__EXERCISE TASK__:
Pull out every line below that holds the word "collective".

__DATA IN THIS EXERCISE__:
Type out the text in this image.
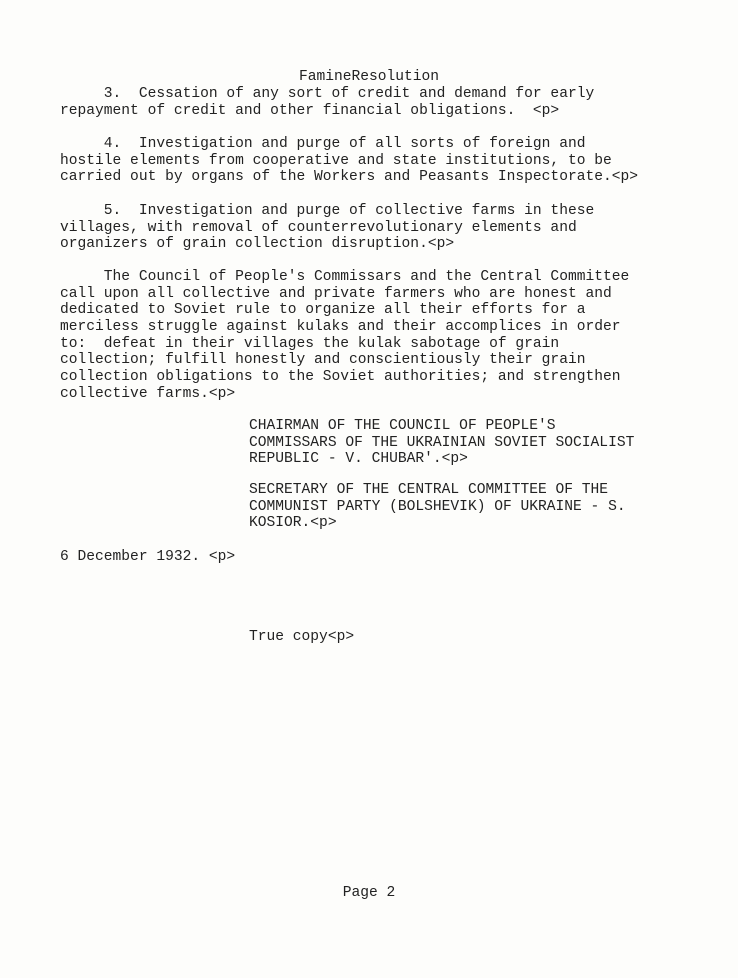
FamineResolution
3.  Cessation of any sort of credit and demand for early
repayment of credit and other financial obligations.  <p>
4.  Investigation and purge of all sorts of foreign and
hostile elements from cooperative and state institutions, to be
carried out by organs of the Workers and Peasants Inspectorate.<p>
5.  Investigation and purge of collective farms in these
villages, with removal of counterrevolutionary elements and
organizers of grain collection disruption.<p>
The Council of People's Commissars and the Central Committee
call upon all collective and private farmers who are honest and
dedicated to Soviet rule to organize all their efforts for a
merciless struggle against kulaks and their accomplices in order
to:  defeat in their villages the kulak sabotage of grain
collection; fulfill honestly and conscientiously their grain
collection obligations to the Soviet authorities; and strengthen
collective farms.<p>
CHAIRMAN OF THE COUNCIL OF PEOPLE'S
COMMISSARS OF THE UKRAINIAN SOVIET SOCIALIST
REPUBLIC - V. CHUBAR'.<p>
SECRETARY OF THE CENTRAL COMMITTEE OF THE
COMMUNIST PARTY (BOLSHEVIK) OF UKRAINE - S.
KOSIOR.<p>
6 December 1932. <p>
True copy<p>
Page 2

__RESULT OF THE TASK__:
5.  Investigation and purge of collective farms in these
call upon all collective and private farmers who are honest and
collective farms.<p>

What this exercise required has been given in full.